INSTRUCTIONS TO FOLLOW: Search the data below for the word "title" and copy each line that holds it.

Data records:
========

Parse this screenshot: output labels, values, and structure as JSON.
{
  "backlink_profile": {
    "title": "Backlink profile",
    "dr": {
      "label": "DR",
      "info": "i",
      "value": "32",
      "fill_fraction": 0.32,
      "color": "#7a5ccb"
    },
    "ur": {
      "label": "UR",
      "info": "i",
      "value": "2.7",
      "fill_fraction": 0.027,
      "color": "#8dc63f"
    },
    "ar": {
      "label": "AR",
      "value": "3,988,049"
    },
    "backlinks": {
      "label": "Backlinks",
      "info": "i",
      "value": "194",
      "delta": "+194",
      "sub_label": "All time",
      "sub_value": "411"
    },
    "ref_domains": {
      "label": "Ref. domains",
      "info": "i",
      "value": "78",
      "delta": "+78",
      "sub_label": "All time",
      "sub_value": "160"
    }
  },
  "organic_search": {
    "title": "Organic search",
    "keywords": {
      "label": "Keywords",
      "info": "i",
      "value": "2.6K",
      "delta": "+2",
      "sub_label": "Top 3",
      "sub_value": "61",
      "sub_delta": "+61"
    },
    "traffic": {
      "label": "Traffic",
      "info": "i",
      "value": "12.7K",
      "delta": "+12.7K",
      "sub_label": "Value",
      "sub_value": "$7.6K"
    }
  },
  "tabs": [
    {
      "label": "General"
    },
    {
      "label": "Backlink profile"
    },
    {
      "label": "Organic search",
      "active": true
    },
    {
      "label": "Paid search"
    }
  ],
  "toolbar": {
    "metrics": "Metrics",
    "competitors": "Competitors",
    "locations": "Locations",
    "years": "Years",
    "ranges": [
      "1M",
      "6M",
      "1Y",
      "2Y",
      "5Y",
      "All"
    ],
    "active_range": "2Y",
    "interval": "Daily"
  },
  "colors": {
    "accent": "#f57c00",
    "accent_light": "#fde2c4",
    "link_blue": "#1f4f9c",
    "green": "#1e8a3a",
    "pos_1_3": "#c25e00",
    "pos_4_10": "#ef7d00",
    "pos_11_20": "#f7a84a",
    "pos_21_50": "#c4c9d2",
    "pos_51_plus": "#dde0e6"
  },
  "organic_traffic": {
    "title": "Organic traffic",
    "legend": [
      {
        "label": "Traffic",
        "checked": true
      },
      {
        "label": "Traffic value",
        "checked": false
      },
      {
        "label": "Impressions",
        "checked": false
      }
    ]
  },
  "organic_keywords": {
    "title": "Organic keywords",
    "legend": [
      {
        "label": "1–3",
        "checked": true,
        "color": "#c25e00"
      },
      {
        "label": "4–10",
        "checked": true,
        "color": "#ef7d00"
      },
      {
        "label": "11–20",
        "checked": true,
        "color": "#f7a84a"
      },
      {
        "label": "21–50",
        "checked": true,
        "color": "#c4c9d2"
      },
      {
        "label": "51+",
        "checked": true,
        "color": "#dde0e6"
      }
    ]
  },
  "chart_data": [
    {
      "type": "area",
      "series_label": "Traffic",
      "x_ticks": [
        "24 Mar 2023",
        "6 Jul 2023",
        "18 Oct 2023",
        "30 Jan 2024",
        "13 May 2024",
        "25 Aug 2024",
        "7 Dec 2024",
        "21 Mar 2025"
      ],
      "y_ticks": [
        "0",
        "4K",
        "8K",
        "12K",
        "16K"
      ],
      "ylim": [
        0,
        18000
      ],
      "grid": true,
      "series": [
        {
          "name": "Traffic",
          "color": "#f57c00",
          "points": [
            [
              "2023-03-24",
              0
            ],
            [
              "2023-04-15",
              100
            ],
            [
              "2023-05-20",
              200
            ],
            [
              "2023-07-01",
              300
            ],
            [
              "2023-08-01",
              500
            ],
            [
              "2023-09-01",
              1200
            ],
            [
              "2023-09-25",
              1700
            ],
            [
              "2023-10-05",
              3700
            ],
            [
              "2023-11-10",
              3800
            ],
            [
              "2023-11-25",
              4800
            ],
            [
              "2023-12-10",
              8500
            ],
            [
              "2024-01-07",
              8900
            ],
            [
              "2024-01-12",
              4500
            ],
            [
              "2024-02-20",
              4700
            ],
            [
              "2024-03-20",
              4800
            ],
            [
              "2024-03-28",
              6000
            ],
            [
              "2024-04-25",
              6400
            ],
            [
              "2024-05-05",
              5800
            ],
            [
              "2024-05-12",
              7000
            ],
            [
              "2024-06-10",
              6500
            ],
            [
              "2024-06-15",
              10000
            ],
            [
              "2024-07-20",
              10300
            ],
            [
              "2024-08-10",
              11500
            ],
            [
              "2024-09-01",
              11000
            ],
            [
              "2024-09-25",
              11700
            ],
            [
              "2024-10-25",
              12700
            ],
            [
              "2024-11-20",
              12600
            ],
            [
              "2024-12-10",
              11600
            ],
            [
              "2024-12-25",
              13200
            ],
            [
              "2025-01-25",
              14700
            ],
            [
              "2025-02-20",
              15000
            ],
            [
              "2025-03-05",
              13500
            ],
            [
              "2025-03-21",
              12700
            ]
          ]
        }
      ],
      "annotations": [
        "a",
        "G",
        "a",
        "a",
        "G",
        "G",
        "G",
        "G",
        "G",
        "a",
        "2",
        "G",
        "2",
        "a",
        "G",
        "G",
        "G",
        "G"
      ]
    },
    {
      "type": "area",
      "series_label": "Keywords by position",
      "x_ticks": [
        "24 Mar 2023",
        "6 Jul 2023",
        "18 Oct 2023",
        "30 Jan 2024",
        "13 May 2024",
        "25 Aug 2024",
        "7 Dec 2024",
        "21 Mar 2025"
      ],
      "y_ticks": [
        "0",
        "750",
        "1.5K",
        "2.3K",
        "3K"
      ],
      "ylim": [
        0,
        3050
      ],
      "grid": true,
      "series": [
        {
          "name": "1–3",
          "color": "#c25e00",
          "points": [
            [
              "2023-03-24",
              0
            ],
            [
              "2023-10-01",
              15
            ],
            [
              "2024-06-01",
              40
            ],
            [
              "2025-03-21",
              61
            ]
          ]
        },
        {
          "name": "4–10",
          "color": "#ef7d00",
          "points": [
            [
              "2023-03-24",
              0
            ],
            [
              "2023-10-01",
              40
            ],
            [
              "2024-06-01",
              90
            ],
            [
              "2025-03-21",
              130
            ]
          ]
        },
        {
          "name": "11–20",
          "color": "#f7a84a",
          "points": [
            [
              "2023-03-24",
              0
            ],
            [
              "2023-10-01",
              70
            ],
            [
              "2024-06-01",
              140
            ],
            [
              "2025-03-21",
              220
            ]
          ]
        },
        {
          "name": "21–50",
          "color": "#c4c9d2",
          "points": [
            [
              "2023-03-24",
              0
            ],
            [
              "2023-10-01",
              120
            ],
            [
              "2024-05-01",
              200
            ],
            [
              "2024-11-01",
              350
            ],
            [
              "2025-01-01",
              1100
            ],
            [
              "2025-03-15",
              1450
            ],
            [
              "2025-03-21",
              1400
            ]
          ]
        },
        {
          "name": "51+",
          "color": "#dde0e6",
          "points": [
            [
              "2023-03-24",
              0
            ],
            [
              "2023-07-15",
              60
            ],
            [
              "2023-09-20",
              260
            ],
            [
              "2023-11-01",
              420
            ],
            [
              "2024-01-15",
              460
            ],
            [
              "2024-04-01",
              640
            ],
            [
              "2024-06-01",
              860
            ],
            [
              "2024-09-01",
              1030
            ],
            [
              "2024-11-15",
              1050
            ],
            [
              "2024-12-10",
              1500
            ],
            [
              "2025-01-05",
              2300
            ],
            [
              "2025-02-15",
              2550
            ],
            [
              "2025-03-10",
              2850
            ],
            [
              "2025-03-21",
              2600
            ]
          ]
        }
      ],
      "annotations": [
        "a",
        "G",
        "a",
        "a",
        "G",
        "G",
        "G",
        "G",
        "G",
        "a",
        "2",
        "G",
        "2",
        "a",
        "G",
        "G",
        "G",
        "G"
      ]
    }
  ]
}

========

ANSWER:
    "title": "Backlink profile",
    "title": "Organic search",
    "title": "Organic traffic",
    "title": "Organic keywords",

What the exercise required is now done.